↓↓↓

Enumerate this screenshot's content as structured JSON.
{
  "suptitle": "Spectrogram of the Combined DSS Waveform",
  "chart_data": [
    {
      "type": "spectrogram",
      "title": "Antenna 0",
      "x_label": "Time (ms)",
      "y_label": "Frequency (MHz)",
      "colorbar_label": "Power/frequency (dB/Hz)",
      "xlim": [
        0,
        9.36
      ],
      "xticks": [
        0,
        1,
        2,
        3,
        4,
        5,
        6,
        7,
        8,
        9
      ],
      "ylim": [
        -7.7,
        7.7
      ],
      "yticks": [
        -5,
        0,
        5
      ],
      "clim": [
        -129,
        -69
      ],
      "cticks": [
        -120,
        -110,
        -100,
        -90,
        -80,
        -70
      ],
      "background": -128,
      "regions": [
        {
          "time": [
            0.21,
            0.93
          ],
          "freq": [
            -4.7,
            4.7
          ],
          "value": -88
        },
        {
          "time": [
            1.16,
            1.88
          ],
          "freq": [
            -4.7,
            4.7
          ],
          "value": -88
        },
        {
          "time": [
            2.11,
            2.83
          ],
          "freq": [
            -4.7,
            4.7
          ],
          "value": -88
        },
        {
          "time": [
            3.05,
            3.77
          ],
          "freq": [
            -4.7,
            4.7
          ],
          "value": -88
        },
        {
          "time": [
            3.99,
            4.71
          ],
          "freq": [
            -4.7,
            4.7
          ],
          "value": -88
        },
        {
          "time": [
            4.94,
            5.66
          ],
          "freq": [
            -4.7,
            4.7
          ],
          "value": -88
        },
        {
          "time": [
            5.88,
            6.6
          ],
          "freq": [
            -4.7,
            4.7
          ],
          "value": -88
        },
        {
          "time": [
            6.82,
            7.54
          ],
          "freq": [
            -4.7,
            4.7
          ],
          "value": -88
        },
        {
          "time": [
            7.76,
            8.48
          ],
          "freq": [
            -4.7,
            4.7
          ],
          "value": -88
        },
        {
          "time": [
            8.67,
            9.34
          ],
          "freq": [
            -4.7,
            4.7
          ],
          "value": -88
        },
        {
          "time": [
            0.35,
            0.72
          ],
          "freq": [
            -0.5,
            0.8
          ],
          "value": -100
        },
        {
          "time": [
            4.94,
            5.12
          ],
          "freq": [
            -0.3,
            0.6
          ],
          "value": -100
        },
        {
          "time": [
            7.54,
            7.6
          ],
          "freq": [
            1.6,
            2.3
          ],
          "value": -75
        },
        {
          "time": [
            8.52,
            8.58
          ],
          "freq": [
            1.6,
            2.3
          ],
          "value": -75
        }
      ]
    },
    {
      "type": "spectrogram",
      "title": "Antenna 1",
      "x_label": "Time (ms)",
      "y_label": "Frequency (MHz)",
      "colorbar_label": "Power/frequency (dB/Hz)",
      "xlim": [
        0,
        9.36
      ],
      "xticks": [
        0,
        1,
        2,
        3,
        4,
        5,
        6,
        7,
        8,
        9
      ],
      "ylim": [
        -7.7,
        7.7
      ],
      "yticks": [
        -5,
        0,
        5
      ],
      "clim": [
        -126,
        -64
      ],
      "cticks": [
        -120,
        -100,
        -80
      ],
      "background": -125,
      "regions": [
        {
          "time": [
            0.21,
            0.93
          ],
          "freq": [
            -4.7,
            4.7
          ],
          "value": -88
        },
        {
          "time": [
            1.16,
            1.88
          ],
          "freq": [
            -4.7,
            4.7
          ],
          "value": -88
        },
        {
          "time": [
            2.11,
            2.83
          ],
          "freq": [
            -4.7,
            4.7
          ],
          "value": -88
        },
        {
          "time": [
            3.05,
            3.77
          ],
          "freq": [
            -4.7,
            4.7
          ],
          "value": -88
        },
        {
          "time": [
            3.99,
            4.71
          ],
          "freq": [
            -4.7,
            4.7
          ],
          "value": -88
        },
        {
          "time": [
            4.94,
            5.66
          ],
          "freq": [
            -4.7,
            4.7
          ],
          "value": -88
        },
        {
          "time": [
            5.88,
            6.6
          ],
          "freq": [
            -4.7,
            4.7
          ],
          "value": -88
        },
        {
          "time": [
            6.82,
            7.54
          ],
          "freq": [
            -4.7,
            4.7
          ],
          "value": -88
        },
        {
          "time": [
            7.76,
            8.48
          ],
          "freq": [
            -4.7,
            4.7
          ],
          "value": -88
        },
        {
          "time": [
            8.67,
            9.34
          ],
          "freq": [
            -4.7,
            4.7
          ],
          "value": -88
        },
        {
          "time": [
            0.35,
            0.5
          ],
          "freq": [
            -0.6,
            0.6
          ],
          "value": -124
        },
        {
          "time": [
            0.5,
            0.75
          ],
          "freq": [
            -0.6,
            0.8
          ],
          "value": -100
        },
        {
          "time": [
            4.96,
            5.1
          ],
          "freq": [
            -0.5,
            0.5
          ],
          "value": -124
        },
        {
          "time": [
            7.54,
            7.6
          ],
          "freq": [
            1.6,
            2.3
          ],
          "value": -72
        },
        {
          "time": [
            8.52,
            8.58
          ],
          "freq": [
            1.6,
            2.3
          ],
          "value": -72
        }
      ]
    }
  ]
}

↑↑↑

### Problem details
Every line of the data above should be copied exactly.

### Exercise answer
Enumerate this screenshot's content as structured JSON.
{
  "suptitle": "Spectrogram of the Combined DSS Waveform",
  "chart_data": [
    {
      "type": "spectrogram",
      "title": "Antenna 0",
      "x_label": "Time (ms)",
      "y_label": "Frequency (MHz)",
      "colorbar_label": "Power/frequency (dB/Hz)",
      "xlim": [
        0,
        9.36
      ],
      "xticks": [
        0,
        1,
        2,
        3,
        4,
        5,
        6,
        7,
        8,
        9
      ],
      "ylim": [
        -7.7,
        7.7
      ],
      "yticks": [
        -5,
        0,
        5
      ],
      "clim": [
        -129,
        -69
      ],
      "cticks": [
        -120,
        -110,
        -100,
        -90,
        -80,
        -70
      ],
      "background": -128,
      "regions": [
        {
          "time": [
            0.21,
            0.93
          ],
          "freq": [
            -4.7,
            4.7
          ],
          "value": -88
        },
        {
          "time": [
            1.16,
            1.88
          ],
          "freq": [
            -4.7,
            4.7
          ],
          "value": -88
        },
        {
          "time": [
            2.11,
            2.83
          ],
          "freq": [
            -4.7,
            4.7
          ],
          "value": -88
        },
        {
          "time": [
            3.05,
            3.77
          ],
          "freq": [
            -4.7,
            4.7
          ],
          "value": -88
        },
        {
          "time": [
            3.99,
            4.71
          ],
          "freq": [
            -4.7,
            4.7
          ],
          "value": -88
        },
        {
          "time": [
            4.94,
            5.66
          ],
          "freq": [
            -4.7,
            4.7
          ],
          "value": -88
        },
        {
          "time": [
            5.88,
            6.6
          ],
          "freq": [
            -4.7,
            4.7
          ],
          "value": -88
        },
        {
          "time": [
            6.82,
            7.54
          ],
          "freq": [
            -4.7,
            4.7
          ],
          "value": -88
        },
        {
          "time": [
            7.76,
            8.48
          ],
          "freq": [
            -4.7,
            4.7
          ],
          "value": -88
        },
        {
          "time": [
            8.67,
            9.34
          ],
          "freq": [
            -4.7,
            4.7
          ],
          "value": -88
        },
        {
          "time": [
            0.35,
            0.72
          ],
          "freq": [
            -0.5,
            0.8
          ],
          "value": -100
        },
        {
          "time": [
            4.94,
            5.12
          ],
          "freq": [
            -0.3,
            0.6
          ],
          "value": -100
        },
        {
          "time": [
            7.54,
            7.6
          ],
          "freq": [
            1.6,
            2.3
          ],
          "value": -75
        },
        {
          "time": [
            8.52,
            8.58
          ],
          "freq": [
            1.6,
            2.3
          ],
          "value": -75
        }
      ]
    },
    {
      "type": "spectrogram",
      "title": "Antenna 1",
      "x_label": "Time (ms)",
      "y_label": "Frequency (MHz)",
      "colorbar_label": "Power/frequency (dB/Hz)",
      "xlim": [
        0,
        9.36
      ],
      "xticks": [
        0,
        1,
        2,
        3,
        4,
        5,
        6,
        7,
        8,
        9
      ],
      "ylim": [
        -7.7,
        7.7
      ],
      "yticks": [
        -5,
        0,
        5
      ],
      "clim": [
        -126,
        -64
      ],
      "cticks": [
        -120,
        -100,
        -80
      ],
      "background": -125,
      "regions": [
        {
          "time": [
            0.21,
            0.93
          ],
          "freq": [
            -4.7,
            4.7
          ],
          "value": -88
        },
        {
          "time": [
            1.16,
            1.88
          ],
          "freq": [
            -4.7,
            4.7
          ],
          "value": -88
        },
        {
          "time": [
            2.11,
            2.83
          ],
          "freq": [
            -4.7,
            4.7
          ],
          "value": -88
        },
        {
          "time": [
            3.05,
            3.77
          ],
          "freq": [
            -4.7,
            4.7
          ],
          "value": -88
        },
        {
          "time": [
            3.99,
            4.71
          ],
          "freq": [
            -4.7,
            4.7
          ],
          "value": -88
        },
        {
          "time": [
            4.94,
            5.66
          ],
          "freq": [
            -4.7,
            4.7
          ],
          "value": -88
        },
        {
          "time": [
            5.88,
            6.6
          ],
          "freq": [
            -4.7,
            4.7
          ],
          "value": -88
        },
        {
          "time": [
            6.82,
            7.54
          ],
          "freq": [
            -4.7,
            4.7
          ],
          "value": -88
        },
        {
          "time": [
            7.76,
            8.48
          ],
          "freq": [
            -4.7,
            4.7
          ],
          "value": -88
        },
        {
          "time": [
            8.67,
            9.34
          ],
          "freq": [
            -4.7,
            4.7
          ],
          "value": -88
        },
        {
          "time": [
            0.35,
            0.5
          ],
          "freq": [
            -0.6,
            0.6
          ],
          "value": -124
        },
        {
          "time": [
            0.5,
            0.75
          ],
          "freq": [
            -0.6,
            0.8
          ],
          "value": -100
        },
        {
          "time": [
            4.96,
            5.1
          ],
          "freq": [
            -0.5,
            0.5
          ],
          "value": -124
        },
        {
          "time": [
            7.54,
            7.6
          ],
          "freq": [
            1.6,
            2.3
          ],
          "value": -72
        },
        {
          "time": [
            8.52,
            8.58
          ],
          "freq": [
            1.6,
            2.3
          ],
          "value": -72
        }
      ]
    }
  ]
}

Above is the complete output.